* begin Raw records *

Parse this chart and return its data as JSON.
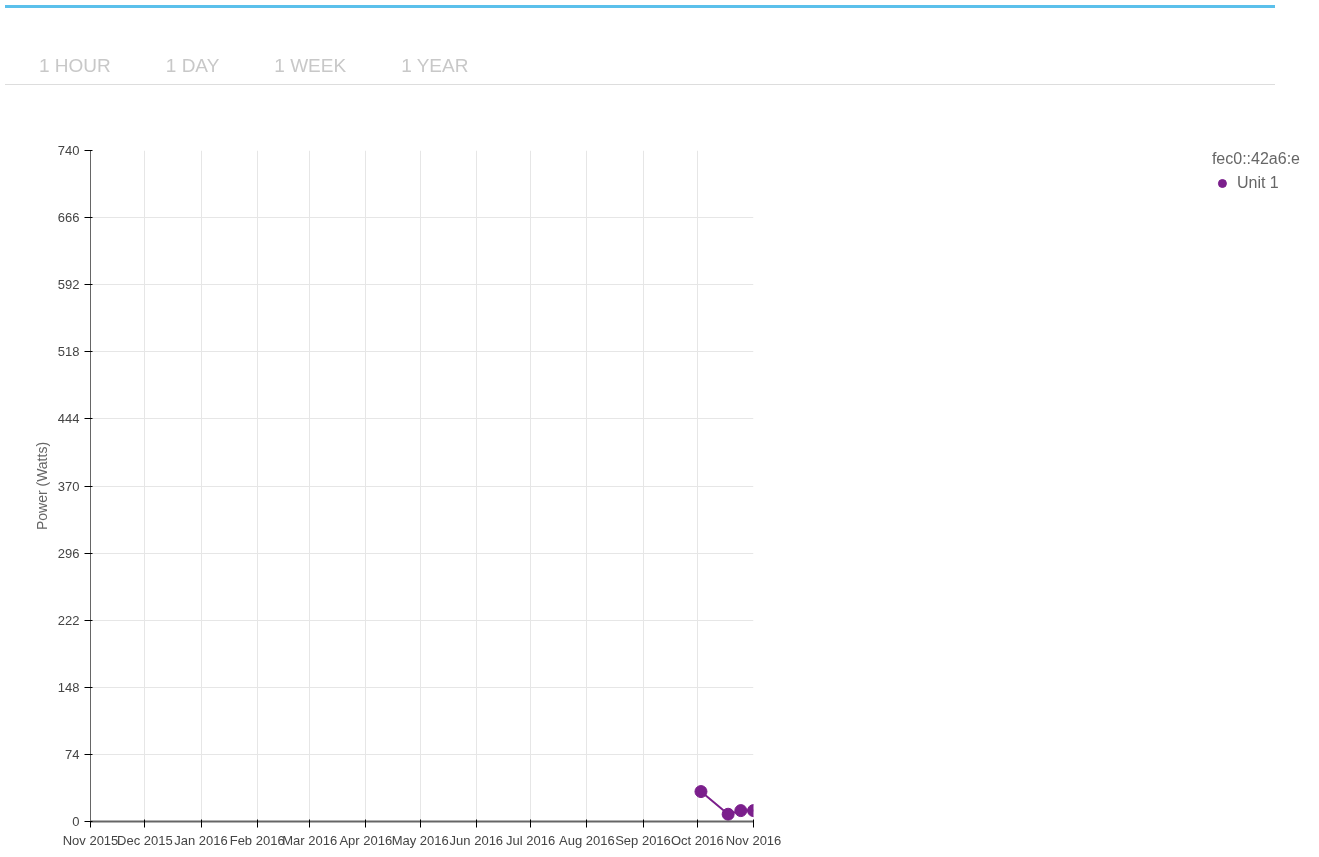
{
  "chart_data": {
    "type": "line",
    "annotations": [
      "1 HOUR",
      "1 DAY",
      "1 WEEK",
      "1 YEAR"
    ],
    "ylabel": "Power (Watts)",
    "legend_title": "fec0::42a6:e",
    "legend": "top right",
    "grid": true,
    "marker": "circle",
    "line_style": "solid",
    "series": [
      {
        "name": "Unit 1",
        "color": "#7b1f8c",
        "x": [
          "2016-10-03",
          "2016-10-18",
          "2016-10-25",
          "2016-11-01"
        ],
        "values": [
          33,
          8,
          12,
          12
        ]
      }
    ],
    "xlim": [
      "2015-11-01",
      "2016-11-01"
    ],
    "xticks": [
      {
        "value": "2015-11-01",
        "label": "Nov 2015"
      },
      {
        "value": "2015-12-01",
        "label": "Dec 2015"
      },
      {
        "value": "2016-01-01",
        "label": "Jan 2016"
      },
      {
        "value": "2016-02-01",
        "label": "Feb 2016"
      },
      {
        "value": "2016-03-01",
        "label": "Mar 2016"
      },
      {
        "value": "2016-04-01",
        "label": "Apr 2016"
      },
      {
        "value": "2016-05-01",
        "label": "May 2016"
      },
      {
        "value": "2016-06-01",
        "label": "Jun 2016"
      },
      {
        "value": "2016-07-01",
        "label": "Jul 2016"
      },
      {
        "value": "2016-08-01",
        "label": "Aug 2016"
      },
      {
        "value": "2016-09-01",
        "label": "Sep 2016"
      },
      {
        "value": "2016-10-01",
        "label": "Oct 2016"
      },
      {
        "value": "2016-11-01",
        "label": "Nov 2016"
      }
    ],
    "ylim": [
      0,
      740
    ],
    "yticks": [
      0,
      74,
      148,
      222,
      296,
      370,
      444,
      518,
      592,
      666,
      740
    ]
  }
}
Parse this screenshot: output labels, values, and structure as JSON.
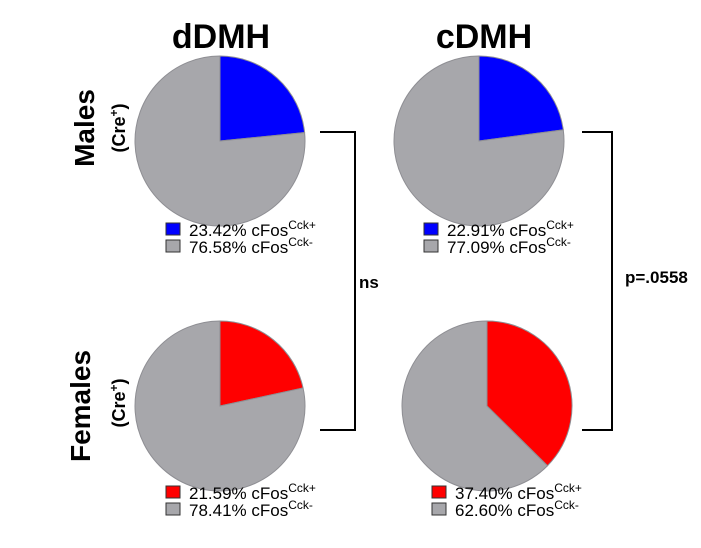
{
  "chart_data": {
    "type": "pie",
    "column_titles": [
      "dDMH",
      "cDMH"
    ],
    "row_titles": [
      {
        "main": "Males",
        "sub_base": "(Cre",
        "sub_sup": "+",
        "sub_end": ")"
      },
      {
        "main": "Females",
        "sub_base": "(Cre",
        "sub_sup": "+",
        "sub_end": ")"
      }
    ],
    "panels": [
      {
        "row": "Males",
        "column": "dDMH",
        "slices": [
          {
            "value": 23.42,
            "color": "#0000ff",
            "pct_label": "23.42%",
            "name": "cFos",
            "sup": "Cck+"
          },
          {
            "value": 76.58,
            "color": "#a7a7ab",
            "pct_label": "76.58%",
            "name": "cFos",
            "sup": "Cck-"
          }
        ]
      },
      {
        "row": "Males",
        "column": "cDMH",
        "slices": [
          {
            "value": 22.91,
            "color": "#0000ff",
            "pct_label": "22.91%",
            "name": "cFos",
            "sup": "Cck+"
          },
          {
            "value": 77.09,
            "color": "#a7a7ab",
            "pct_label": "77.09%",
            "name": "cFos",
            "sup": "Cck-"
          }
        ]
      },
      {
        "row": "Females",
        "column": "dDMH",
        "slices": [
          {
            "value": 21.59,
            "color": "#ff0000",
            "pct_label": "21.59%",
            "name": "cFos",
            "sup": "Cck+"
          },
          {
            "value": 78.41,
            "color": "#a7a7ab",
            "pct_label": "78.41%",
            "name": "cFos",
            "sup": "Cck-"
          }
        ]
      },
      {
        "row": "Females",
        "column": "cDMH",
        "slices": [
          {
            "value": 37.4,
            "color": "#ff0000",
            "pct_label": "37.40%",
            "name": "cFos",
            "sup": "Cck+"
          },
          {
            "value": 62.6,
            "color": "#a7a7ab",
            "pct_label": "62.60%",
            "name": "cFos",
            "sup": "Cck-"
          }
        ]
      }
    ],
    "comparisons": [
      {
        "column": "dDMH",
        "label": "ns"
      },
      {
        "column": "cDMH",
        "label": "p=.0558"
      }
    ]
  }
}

* end Raw records *

Each line above that includes "JSON" counts once; state the total and nothing more.

2